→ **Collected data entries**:
◆ ◆ ◆

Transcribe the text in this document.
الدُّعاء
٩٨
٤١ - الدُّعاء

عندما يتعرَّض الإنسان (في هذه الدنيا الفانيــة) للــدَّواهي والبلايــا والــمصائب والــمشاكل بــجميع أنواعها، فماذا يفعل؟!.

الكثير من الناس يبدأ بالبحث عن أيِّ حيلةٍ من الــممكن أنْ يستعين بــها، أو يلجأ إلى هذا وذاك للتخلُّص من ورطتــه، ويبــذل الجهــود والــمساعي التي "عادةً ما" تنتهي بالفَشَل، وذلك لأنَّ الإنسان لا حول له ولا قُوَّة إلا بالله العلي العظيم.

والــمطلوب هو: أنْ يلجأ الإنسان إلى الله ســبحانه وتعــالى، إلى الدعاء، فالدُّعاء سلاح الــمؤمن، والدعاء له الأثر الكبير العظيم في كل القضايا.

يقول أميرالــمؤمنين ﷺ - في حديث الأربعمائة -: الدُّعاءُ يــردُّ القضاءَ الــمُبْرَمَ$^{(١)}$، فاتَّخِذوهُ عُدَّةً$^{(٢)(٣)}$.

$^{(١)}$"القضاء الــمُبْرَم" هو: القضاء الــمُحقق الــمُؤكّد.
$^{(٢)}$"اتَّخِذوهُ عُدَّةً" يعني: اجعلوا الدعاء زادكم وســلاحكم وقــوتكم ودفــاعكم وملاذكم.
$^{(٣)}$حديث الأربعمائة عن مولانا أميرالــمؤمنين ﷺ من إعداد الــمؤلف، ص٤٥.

◆ ◆ ◆

→ **The task**:
Repeat the records above exactly.

→ **Response**:
Transcribe the text in this document.
الدُّعاء
٩٨
٤١ - الدُّعاء

عندما يتعرَّض الإنسان (في هذه الدنيا الفانيــة) للــدَّواهي والبلايــا والــمصائب والــمشاكل بــجميع أنواعها، فماذا يفعل؟!.

الكثير من الناس يبدأ بالبحث عن أيِّ حيلةٍ من الــممكن أنْ يستعين بــها، أو يلجأ إلى هذا وذاك للتخلُّص من ورطتــه، ويبــذل الجهــود والــمساعي التي "عادةً ما" تنتهي بالفَشَل، وذلك لأنَّ الإنسان لا حول له ولا قُوَّة إلا بالله العلي العظيم.

والــمطلوب هو: أنْ يلجأ الإنسان إلى الله ســبحانه وتعــالى، إلى الدعاء، فالدُّعاء سلاح الــمؤمن، والدعاء له الأثر الكبير العظيم في كل القضايا.

يقول أميرالــمؤمنين ﷺ - في حديث الأربعمائة -: الدُّعاءُ يــردُّ القضاءَ الــمُبْرَمَ$^{(١)}$، فاتَّخِذوهُ عُدَّةً$^{(٢)(٣)}$.

$^{(١)}$"القضاء الــمُبْرَم" هو: القضاء الــمُحقق الــمُؤكّد.
$^{(٢)}$"اتَّخِذوهُ عُدَّةً" يعني: اجعلوا الدعاء زادكم وســلاحكم وقــوتكم ودفــاعكم وملاذكم.
$^{(٣)}$حديث الأربعمائة عن مولانا أميرالــمؤمنين ﷺ من إعداد الــمؤلف، ص٤٥.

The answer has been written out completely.